__Required work__
Give only the number of lines in the listing below where the string "little" occurs.

__Dataset records__
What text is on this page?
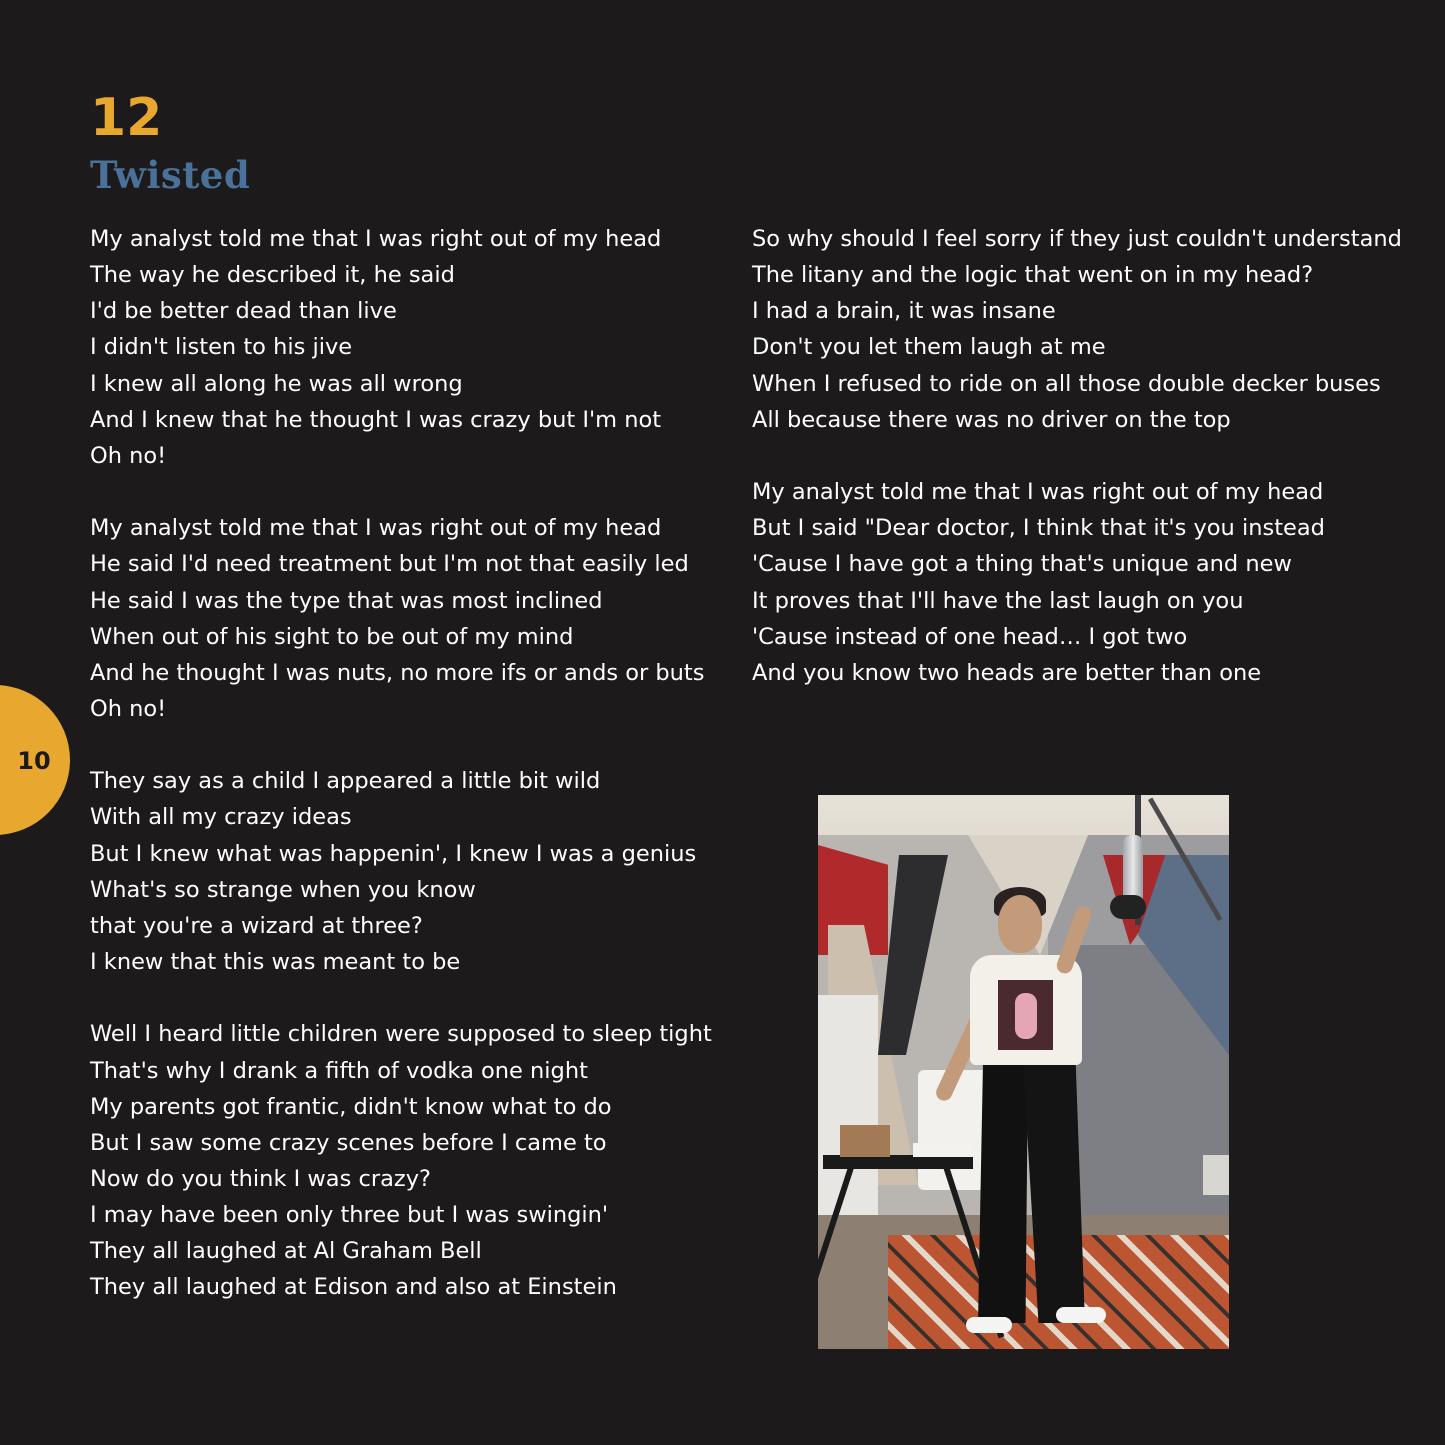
12
Twisted

My analyst told me that I was right out of my head
The way he described it, he said
I'd be better dead than live
I didn't listen to his jive
I knew all along he was all wrong
And I knew that he thought I was crazy but I'm not
Oh no!

My analyst told me that I was right out of my head
He said I'd need treatment but I'm not that easily led
He said I was the type that was most inclined
When out of his sight to be out of my mind
And he thought I was nuts, no more ifs or ands or buts
Oh no!

They say as a child I appeared a little bit wild
With all my crazy ideas
But I knew what was happenin', I knew I was a genius
What's so strange when you know
that you're a wizard at three?
I knew that this was meant to be

Well I heard little children were supposed to sleep tight
That's why I drank a fifth of vodka one night
My parents got frantic, didn't know what to do
But I saw some crazy scenes before I came to
Now do you think I was crazy?
I may have been only three but I was swingin'
They all laughed at Al Graham Bell
They all laughed at Edison and also at Einstein

So why should I feel sorry if they just couldn't understand
The litany and the logic that went on in my head?
I had a brain, it was insane
Don't you let them laugh at me
When I refused to ride on all those double decker buses
All because there was no driver on the top

My analyst told me that I was right out of my head
But I said "Dear doctor, I think that it's you instead
'Cause I have got a thing that's unique and new
It proves that I'll have the last laugh on you
'Cause instead of one head… I got two
And you know two heads are better than one

10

__Task output__
2